··· Data to use

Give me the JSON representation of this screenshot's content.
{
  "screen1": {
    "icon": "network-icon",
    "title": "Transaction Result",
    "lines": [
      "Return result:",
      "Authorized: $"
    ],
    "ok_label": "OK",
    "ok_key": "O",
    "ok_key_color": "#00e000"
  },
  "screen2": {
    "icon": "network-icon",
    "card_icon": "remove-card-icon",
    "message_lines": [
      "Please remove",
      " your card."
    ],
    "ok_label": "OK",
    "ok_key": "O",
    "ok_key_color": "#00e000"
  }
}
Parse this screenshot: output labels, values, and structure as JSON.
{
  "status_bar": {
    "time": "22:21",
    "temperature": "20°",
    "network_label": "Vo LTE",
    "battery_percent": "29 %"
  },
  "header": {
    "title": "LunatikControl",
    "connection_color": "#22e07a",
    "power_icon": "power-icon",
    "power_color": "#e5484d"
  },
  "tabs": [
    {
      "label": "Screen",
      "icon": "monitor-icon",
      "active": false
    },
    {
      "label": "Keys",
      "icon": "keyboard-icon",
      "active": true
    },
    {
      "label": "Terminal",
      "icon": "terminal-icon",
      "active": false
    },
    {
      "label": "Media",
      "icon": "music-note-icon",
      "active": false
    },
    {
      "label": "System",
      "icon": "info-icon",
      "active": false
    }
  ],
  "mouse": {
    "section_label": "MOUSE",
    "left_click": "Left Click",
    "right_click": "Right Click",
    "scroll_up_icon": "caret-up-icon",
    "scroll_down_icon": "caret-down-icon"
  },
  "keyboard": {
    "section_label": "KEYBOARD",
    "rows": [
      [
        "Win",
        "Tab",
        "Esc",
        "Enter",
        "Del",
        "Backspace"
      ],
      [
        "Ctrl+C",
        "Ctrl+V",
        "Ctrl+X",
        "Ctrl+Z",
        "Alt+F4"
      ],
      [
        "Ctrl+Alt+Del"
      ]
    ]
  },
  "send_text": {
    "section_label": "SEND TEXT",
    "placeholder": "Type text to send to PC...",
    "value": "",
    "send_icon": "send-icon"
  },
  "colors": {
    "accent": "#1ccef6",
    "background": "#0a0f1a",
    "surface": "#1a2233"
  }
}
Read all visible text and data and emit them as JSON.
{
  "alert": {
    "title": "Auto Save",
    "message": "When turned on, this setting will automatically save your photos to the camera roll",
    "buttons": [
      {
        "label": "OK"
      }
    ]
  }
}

······

:: Written request ::
Provide only the number of lines in the records containing the string "title".

:: Solution to this problem ::
3